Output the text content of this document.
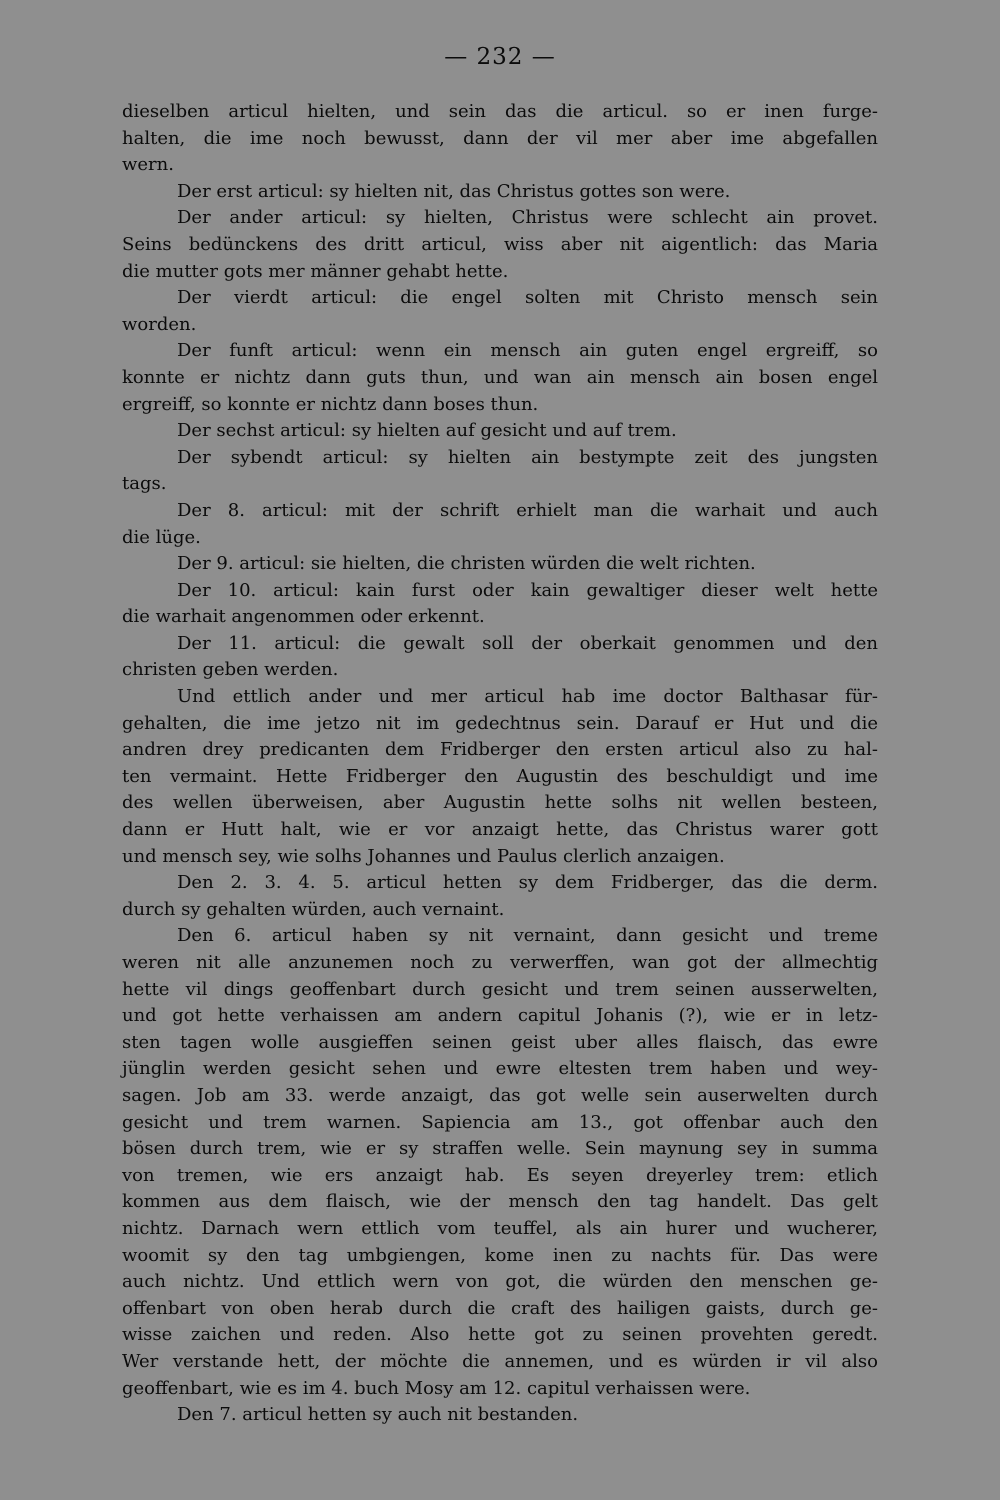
— 232 —
dieselben articul hielten, und sein das die articul. so er inen furge-
halten, die ime noch bewusst, dann der vil mer aber ime abgefallen
wern.
Der erst articul: sy hielten nit, das Christus gottes son were.
Der ander articul: sy hielten, Christus were schlecht ain provet.
Seins bedünckens des dritt articul, wiss aber nit aigentlich: das Maria
die mutter gots mer männer gehabt hette.
Der vierdt articul: die engel solten mit Christo mensch sein
worden.
Der funft articul: wenn ein mensch ain guten engel ergreiff, so
konnte er nichtz dann guts thun, und wan ain mensch ain bosen engel
ergreiff, so konnte er nichtz dann boses thun.
Der sechst articul: sy hielten auf gesicht und auf trem.
Der sybendt articul: sy hielten ain bestympte zeit des jungsten
tags.
Der 8. articul: mit der schrift erhielt man die warhait und auch
die lüge.
Der 9. articul: sie hielten, die christen würden die welt richten.
Der 10. articul: kain furst oder kain gewaltiger dieser welt hette
die warhait angenommen oder erkennt.
Der 11. articul: die gewalt soll der oberkait genommen und den
christen geben werden.
Und ettlich ander und mer articul hab ime doctor Balthasar für-
gehalten, die ime jetzo nit im gedechtnus sein. Darauf er Hut und die
andren drey predicanten dem Fridberger den ersten articul also zu hal-
ten vermaint. Hette Fridberger den Augustin des beschuldigt und ime
des wellen überweisen, aber Augustin hette solhs nit wellen besteen,
dann er Hutt halt, wie er vor anzaigt hette, das Christus warer gott
und mensch sey, wie solhs Johannes und Paulus clerlich anzaigen.
Den 2. 3. 4. 5. articul hetten sy dem Fridberger, das die derm.
durch sy gehalten würden, auch vernaint.
Den 6. articul haben sy nit vernaint, dann gesicht und treme
weren nit alle anzunemen noch zu verwerffen, wan got der allmechtig
hette vil dings geoffenbart durch gesicht und trem seinen ausserwelten,
und got hette verhaissen am andern capitul Johanis (?), wie er in letz-
sten tagen wolle ausgieffen seinen geist uber alles flaisch, das ewre
jünglin werden gesicht sehen und ewre eltesten trem haben und wey-
sagen. Job am 33. werde anzaigt, das got welle sein auserwelten durch
gesicht und trem warnen. Sapiencia am 13., got offenbar auch den
bösen durch trem, wie er sy straffen welle. Sein maynung sey in summa
von tremen, wie ers anzaigt hab. Es seyen dreyerley trem: etlich
kommen aus dem flaisch, wie der mensch den tag handelt. Das gelt
nichtz. Darnach wern ettlich vom teuffel, als ain hurer und wucherer,
woomit sy den tag umbgiengen, kome inen zu nachts für. Das were
auch nichtz. Und ettlich wern von got, die würden den menschen ge-
offenbart von oben herab durch die craft des hailigen gaists, durch ge-
wisse zaichen und reden. Also hette got zu seinen provehten geredt.
Wer verstande hett, der möchte die annemen, und es würden ir vil also
geoffenbart, wie es im 4. buch Mosy am 12. capitul verhaissen were.
Den 7. articul hetten sy auch nit bestanden.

— Problem to solve —
Go through the listing above and quote it exactly, apart from its images.

— Completed exercise —
Output the text content of this document.
— 232 —
dieselben articul hielten, und sein das die articul. so er inen furge-
halten, die ime noch bewusst, dann der vil mer aber ime abgefallen
wern.
Der erst articul: sy hielten nit, das Christus gottes son were.
Der ander articul: sy hielten, Christus were schlecht ain provet.
Seins bedünckens des dritt articul, wiss aber nit aigentlich: das Maria
die mutter gots mer männer gehabt hette.
Der vierdt articul: die engel solten mit Christo mensch sein
worden.
Der funft articul: wenn ein mensch ain guten engel ergreiff, so
konnte er nichtz dann guts thun, und wan ain mensch ain bosen engel
ergreiff, so konnte er nichtz dann boses thun.
Der sechst articul: sy hielten auf gesicht und auf trem.
Der sybendt articul: sy hielten ain bestympte zeit des jungsten
tags.
Der 8. articul: mit der schrift erhielt man die warhait und auch
die lüge.
Der 9. articul: sie hielten, die christen würden die welt richten.
Der 10. articul: kain furst oder kain gewaltiger dieser welt hette
die warhait angenommen oder erkennt.
Der 11. articul: die gewalt soll der oberkait genommen und den
christen geben werden.
Und ettlich ander und mer articul hab ime doctor Balthasar für-
gehalten, die ime jetzo nit im gedechtnus sein. Darauf er Hut und die
andren drey predicanten dem Fridberger den ersten articul also zu hal-
ten vermaint. Hette Fridberger den Augustin des beschuldigt und ime
des wellen überweisen, aber Augustin hette solhs nit wellen besteen,
dann er Hutt halt, wie er vor anzaigt hette, das Christus warer gott
und mensch sey, wie solhs Johannes und Paulus clerlich anzaigen.
Den 2. 3. 4. 5. articul hetten sy dem Fridberger, das die derm.
durch sy gehalten würden, auch vernaint.
Den 6. articul haben sy nit vernaint, dann gesicht und treme
weren nit alle anzunemen noch zu verwerffen, wan got der allmechtig
hette vil dings geoffenbart durch gesicht und trem seinen ausserwelten,
und got hette verhaissen am andern capitul Johanis (?), wie er in letz-
sten tagen wolle ausgieffen seinen geist uber alles flaisch, das ewre
jünglin werden gesicht sehen und ewre eltesten trem haben und wey-
sagen. Job am 33. werde anzaigt, das got welle sein auserwelten durch
gesicht und trem warnen. Sapiencia am 13., got offenbar auch den
bösen durch trem, wie er sy straffen welle. Sein maynung sey in summa
von tremen, wie ers anzaigt hab. Es seyen dreyerley trem: etlich
kommen aus dem flaisch, wie der mensch den tag handelt. Das gelt
nichtz. Darnach wern ettlich vom teuffel, als ain hurer und wucherer,
woomit sy den tag umbgiengen, kome inen zu nachts für. Das were
auch nichtz. Und ettlich wern von got, die würden den menschen ge-
offenbart von oben herab durch die craft des hailigen gaists, durch ge-
wisse zaichen und reden. Also hette got zu seinen provehten geredt.
Wer verstande hett, der möchte die annemen, und es würden ir vil also
geoffenbart, wie es im 4. buch Mosy am 12. capitul verhaissen were.
Den 7. articul hetten sy auch nit bestanden.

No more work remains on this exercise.